[Saved entries]
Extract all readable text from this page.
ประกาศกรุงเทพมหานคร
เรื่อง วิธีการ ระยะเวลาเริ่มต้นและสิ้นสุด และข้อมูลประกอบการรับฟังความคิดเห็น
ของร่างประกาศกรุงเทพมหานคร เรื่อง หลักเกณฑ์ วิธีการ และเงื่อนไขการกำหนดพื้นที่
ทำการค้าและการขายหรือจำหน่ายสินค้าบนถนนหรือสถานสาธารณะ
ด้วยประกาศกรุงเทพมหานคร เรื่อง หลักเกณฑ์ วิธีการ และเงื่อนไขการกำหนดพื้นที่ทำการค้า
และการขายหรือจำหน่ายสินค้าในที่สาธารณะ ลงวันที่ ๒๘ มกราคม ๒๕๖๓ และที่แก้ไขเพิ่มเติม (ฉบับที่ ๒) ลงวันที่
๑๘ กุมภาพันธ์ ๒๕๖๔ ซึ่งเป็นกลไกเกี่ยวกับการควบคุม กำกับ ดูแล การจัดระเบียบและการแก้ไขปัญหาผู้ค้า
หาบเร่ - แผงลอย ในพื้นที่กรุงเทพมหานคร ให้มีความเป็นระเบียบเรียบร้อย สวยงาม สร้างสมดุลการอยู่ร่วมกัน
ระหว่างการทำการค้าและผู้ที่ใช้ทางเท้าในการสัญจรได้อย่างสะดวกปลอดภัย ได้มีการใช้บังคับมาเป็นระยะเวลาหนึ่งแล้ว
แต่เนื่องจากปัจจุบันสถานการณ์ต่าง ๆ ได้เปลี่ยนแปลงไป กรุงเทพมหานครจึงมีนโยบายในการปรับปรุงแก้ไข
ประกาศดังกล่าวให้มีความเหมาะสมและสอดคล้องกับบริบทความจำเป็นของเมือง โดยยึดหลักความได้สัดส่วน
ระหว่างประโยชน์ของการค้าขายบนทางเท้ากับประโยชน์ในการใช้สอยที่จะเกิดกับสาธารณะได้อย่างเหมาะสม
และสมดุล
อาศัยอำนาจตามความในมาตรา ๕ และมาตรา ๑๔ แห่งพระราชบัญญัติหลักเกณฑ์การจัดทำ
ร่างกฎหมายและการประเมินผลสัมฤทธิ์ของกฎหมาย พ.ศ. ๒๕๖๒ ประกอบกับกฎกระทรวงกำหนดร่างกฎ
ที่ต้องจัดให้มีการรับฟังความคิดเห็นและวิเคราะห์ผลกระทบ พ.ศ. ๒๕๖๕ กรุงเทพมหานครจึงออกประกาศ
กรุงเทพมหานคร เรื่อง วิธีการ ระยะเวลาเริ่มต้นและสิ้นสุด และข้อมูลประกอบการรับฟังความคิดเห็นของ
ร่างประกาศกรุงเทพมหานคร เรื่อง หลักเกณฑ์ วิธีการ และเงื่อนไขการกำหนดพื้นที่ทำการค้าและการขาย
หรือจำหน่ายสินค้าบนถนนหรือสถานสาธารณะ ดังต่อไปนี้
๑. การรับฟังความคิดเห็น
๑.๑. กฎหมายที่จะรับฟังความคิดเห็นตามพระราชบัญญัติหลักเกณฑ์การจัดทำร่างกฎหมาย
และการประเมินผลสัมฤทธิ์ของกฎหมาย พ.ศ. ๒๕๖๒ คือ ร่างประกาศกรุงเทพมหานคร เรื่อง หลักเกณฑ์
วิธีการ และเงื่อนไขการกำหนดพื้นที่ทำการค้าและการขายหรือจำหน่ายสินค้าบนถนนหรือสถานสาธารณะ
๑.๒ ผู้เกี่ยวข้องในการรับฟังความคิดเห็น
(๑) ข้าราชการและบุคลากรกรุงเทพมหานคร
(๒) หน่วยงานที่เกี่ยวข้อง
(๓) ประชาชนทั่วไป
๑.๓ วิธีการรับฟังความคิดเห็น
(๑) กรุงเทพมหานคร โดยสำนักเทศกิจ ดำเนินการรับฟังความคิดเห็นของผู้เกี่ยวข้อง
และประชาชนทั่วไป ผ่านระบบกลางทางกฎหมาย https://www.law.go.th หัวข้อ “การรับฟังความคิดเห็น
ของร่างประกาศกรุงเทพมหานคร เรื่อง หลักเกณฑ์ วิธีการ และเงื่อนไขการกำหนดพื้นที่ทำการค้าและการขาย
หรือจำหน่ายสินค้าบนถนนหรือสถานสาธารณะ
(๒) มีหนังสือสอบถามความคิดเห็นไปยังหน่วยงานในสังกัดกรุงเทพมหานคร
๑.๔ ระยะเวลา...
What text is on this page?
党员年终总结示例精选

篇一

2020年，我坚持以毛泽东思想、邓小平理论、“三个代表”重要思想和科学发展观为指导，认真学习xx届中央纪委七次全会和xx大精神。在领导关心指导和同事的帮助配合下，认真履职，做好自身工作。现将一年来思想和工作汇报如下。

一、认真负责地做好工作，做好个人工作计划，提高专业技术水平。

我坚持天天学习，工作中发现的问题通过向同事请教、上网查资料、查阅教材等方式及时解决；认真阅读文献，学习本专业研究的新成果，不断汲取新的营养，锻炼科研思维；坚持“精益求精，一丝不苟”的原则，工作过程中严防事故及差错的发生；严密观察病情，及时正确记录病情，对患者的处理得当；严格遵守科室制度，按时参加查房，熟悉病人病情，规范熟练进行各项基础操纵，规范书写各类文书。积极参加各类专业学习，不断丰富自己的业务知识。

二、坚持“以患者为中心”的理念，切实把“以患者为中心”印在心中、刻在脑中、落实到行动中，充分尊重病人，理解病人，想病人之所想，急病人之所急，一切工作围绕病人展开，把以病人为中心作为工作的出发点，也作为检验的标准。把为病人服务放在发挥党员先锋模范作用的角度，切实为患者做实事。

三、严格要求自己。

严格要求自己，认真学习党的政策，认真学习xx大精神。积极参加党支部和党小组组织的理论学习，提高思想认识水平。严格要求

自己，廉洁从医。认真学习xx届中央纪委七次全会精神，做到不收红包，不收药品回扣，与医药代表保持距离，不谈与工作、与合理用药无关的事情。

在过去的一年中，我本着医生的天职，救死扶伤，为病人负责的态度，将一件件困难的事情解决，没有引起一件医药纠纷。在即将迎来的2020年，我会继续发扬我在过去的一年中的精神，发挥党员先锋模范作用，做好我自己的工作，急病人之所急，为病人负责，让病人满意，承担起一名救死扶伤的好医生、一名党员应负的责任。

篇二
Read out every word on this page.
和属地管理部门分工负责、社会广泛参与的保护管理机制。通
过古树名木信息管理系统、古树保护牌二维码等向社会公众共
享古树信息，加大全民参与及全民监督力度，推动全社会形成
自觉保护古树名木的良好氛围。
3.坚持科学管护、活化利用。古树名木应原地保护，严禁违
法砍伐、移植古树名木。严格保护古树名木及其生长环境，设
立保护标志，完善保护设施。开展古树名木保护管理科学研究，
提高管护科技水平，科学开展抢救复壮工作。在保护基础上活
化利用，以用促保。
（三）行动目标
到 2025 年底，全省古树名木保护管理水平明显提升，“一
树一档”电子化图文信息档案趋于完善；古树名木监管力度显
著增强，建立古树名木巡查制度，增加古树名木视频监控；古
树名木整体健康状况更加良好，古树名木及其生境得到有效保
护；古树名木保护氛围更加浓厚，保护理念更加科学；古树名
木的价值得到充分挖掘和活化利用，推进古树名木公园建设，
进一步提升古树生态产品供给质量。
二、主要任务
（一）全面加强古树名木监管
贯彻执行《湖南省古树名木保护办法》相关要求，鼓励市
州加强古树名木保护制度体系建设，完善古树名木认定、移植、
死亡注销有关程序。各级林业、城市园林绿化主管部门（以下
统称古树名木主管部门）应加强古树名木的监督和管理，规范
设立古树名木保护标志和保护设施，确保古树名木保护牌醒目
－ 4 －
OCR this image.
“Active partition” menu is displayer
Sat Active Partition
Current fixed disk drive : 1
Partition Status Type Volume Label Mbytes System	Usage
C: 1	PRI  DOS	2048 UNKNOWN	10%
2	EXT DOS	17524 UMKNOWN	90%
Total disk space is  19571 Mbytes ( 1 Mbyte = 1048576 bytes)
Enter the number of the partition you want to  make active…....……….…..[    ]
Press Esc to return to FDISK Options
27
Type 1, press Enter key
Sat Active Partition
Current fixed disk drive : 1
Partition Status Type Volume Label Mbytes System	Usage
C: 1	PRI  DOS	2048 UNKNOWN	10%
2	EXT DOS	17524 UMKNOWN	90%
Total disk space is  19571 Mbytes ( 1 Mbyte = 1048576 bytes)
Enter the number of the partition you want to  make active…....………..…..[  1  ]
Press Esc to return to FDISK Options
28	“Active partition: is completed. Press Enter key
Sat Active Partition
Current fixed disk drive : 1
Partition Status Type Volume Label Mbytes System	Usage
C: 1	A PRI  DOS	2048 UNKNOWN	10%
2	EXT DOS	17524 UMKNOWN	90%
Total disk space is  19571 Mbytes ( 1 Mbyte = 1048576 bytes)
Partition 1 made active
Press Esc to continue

◆ **Task instructions**: From the entries above, copy every line that holds the word "และข".

◆ **Full answer**:
เรื่อง วิธีการ ระยะเวลาเริ่มต้นและสิ้นสุด และข้อมูลประกอบการรับฟังความคิดเห็น
กรุงเทพมหานคร เรื่อง วิธีการ ระยะเวลาเริ่มต้นและสิ้นสุด และข้อมูลประกอบการรับฟังความคิดเห็นของ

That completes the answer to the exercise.